Problem. Wherever the string "much" appears, copy the whole line.

-- start of Data provided --

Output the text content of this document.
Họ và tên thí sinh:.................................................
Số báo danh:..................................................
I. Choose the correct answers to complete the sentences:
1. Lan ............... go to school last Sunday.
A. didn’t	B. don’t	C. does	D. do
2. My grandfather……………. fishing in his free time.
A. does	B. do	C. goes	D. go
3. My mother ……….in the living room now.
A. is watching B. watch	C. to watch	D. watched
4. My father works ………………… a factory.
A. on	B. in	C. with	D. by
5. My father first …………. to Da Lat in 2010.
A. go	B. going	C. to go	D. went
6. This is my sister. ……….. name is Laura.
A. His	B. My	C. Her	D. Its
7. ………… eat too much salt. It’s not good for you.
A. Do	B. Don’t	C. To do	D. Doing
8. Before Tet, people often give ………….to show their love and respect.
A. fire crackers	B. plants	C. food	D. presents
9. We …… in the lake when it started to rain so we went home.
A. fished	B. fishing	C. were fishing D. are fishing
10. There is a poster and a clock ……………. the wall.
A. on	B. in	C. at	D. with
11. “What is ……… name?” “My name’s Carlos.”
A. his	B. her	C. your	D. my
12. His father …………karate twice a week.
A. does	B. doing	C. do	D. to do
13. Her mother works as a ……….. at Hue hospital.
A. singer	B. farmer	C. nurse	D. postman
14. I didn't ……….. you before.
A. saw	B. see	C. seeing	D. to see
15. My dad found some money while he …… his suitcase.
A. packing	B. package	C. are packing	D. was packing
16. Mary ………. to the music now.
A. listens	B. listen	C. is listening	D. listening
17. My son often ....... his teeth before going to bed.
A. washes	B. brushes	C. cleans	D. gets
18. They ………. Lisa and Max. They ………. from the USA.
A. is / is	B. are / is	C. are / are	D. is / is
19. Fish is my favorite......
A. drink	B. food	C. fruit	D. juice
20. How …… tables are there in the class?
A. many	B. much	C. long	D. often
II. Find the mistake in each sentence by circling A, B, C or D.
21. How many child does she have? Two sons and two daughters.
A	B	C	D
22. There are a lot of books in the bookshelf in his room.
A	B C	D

-- end of Data provided --

Response to the task.
7. ………… eat too much salt. It’s not good for you.
A. many	B. much	C. long	D. often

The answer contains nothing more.